Search the material for the word "time" and copy each line that holds it.
** begin **
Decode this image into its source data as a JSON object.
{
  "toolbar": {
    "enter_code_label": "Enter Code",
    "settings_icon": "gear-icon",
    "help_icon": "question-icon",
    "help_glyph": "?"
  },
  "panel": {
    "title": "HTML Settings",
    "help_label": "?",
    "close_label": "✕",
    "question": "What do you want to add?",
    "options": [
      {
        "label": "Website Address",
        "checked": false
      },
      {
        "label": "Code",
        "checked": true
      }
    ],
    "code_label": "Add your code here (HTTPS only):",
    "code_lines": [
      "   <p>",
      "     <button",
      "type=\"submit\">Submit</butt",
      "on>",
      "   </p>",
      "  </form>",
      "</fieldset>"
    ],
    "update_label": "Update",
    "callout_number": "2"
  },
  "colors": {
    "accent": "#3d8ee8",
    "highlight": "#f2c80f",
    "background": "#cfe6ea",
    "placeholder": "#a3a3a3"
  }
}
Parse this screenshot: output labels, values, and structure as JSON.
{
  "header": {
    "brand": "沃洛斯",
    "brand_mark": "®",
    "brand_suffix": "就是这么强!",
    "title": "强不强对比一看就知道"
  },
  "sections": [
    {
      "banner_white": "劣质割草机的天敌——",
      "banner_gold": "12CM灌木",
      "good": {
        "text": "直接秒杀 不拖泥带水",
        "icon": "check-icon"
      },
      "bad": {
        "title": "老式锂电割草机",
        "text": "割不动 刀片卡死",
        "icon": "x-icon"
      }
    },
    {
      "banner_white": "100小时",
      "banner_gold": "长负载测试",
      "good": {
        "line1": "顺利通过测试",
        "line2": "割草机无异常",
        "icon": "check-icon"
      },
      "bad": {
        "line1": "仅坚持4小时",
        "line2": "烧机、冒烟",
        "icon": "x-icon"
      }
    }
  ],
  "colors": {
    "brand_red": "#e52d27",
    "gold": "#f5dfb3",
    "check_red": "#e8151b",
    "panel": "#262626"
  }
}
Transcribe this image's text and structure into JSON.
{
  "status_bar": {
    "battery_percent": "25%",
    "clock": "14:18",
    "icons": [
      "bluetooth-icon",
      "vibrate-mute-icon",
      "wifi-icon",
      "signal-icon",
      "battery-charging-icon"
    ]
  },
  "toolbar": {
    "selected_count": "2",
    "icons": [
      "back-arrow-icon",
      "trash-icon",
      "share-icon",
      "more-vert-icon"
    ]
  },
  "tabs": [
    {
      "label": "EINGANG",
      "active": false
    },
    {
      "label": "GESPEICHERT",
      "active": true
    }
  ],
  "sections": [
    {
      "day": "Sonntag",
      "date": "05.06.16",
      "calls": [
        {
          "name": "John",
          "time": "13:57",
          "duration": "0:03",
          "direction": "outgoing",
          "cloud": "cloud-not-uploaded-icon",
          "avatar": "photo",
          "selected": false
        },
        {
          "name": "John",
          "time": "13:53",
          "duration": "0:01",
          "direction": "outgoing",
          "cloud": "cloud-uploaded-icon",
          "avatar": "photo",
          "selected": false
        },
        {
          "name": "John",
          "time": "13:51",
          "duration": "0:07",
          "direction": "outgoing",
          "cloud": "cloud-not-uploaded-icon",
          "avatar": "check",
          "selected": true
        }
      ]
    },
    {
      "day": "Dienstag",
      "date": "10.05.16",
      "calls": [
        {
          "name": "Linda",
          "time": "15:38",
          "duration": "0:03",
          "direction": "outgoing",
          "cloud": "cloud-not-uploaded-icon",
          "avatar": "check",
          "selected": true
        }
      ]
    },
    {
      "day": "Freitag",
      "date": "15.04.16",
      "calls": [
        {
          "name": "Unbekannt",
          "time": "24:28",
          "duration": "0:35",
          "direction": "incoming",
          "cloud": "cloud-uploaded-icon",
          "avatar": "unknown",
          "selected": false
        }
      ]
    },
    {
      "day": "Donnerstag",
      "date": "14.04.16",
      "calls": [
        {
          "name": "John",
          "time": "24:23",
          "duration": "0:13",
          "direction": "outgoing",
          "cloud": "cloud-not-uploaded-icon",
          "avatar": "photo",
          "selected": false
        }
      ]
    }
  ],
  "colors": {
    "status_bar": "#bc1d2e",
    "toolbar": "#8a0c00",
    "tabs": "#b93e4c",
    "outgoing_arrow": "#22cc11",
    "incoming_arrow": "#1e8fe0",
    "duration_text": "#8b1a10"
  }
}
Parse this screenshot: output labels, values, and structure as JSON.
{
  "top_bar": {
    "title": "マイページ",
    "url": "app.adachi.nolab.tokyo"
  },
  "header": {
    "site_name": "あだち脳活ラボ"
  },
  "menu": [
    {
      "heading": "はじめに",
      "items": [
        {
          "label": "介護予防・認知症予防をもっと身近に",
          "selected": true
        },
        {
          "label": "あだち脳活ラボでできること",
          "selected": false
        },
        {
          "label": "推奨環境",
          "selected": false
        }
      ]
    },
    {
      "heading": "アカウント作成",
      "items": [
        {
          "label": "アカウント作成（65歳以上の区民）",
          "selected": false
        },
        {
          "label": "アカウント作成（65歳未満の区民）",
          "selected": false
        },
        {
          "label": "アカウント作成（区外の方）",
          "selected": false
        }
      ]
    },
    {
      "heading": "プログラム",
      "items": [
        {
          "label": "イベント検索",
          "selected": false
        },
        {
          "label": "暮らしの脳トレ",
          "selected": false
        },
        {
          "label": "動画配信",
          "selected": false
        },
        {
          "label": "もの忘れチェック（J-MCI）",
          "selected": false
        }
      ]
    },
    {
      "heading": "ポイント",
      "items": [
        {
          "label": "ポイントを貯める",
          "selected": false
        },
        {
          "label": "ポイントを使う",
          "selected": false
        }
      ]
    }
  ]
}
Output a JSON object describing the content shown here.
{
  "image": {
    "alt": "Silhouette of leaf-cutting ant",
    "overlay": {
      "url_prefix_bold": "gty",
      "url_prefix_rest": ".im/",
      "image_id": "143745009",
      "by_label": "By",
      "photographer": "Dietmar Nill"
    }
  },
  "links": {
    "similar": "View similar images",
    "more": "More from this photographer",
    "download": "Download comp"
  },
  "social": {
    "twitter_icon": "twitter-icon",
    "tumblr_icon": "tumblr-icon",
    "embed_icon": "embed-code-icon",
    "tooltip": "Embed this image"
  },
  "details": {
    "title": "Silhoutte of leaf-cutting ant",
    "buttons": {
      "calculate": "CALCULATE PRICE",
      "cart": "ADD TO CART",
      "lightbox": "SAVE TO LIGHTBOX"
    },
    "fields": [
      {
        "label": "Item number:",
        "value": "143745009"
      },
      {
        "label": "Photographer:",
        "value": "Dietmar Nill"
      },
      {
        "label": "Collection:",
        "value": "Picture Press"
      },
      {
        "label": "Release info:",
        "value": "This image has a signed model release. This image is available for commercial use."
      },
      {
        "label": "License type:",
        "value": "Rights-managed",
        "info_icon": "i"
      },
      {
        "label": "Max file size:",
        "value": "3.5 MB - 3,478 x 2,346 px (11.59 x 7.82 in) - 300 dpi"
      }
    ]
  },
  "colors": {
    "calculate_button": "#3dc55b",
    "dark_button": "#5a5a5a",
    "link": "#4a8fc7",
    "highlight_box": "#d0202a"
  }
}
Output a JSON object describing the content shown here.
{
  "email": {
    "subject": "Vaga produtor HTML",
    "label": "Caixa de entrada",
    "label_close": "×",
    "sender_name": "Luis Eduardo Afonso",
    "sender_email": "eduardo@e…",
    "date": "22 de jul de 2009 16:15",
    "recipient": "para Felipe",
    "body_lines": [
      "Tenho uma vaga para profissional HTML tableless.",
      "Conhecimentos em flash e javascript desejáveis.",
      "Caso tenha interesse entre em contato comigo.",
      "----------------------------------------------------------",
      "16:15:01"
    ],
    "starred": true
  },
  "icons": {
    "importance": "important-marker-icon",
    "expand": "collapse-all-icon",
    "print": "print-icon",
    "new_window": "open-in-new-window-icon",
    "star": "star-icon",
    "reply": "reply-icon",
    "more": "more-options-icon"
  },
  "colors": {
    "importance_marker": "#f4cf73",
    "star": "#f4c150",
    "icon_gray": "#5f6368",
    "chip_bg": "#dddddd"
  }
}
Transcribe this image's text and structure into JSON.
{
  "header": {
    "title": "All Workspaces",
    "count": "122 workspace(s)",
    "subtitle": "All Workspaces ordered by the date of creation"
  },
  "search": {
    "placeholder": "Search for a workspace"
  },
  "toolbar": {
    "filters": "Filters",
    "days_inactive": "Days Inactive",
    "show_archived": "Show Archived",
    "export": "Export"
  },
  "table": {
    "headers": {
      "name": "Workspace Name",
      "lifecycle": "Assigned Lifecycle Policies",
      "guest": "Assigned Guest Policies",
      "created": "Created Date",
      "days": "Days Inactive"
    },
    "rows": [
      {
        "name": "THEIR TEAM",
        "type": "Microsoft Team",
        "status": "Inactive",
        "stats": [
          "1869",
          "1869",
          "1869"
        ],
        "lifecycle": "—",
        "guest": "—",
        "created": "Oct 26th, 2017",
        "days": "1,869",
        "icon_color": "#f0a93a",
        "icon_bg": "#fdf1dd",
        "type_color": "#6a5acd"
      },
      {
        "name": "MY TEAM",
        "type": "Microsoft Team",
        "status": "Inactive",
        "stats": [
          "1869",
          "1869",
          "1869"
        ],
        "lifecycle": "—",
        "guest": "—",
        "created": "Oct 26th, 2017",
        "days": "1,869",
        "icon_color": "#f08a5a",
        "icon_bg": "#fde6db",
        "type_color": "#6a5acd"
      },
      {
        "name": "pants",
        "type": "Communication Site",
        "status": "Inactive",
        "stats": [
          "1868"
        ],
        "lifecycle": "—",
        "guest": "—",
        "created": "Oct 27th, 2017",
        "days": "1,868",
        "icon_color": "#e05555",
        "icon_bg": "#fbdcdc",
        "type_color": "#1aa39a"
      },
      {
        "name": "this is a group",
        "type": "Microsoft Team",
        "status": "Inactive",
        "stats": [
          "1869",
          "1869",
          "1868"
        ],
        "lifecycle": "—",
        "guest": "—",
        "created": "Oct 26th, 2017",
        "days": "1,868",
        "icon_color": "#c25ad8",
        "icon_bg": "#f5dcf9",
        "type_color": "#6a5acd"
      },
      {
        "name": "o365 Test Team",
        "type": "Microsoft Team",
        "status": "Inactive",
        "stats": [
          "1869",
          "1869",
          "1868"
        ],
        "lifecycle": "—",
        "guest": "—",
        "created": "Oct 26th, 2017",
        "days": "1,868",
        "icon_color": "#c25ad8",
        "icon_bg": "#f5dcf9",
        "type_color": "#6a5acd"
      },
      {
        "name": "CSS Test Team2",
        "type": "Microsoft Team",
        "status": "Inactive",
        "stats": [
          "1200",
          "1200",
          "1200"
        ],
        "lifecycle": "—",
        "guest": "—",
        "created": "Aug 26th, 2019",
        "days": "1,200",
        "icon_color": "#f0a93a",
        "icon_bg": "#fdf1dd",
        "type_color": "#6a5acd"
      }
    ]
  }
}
** end **
- _Result of the task_:
          "time": "13:57",
          "time": "13:53",
          "time": "13:51",
          "time": "15:38",
          "time": "24:28",
          "time": "24:23",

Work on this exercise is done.